__MATERIAL SHOWN__:
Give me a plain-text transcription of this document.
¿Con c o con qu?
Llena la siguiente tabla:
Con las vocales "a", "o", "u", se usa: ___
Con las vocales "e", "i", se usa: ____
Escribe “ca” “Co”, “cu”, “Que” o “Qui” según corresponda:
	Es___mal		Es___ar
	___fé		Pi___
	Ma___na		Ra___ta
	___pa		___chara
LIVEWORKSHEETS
---
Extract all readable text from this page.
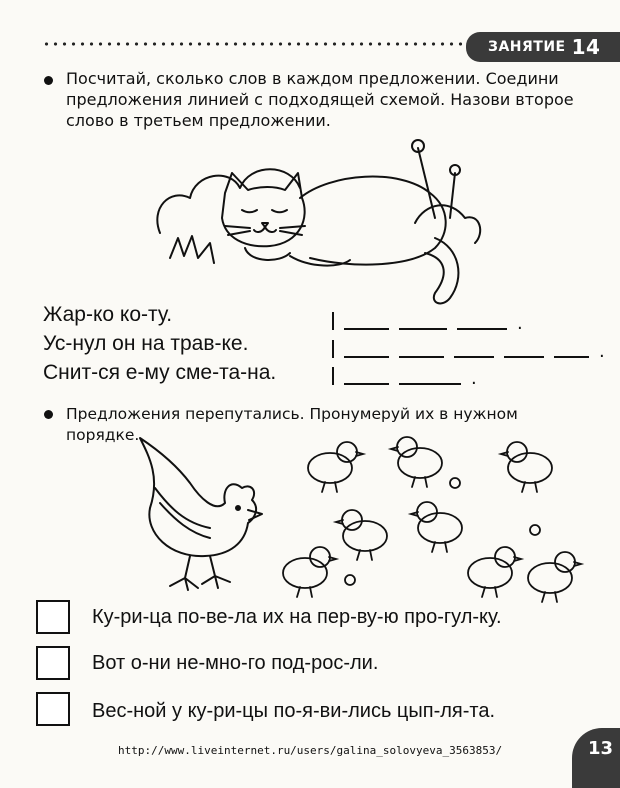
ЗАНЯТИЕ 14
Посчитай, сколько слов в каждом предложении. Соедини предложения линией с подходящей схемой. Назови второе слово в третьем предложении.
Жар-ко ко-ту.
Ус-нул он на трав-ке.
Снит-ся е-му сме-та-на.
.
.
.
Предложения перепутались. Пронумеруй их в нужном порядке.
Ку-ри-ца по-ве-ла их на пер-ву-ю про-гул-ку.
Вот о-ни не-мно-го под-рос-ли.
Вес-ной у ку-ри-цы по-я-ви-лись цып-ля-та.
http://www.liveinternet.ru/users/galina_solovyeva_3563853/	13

__THE PROBLEM__: Tell how many lines hold the string "this", giving the number and nothing else.

__WRITTEN RESPONSE__: 2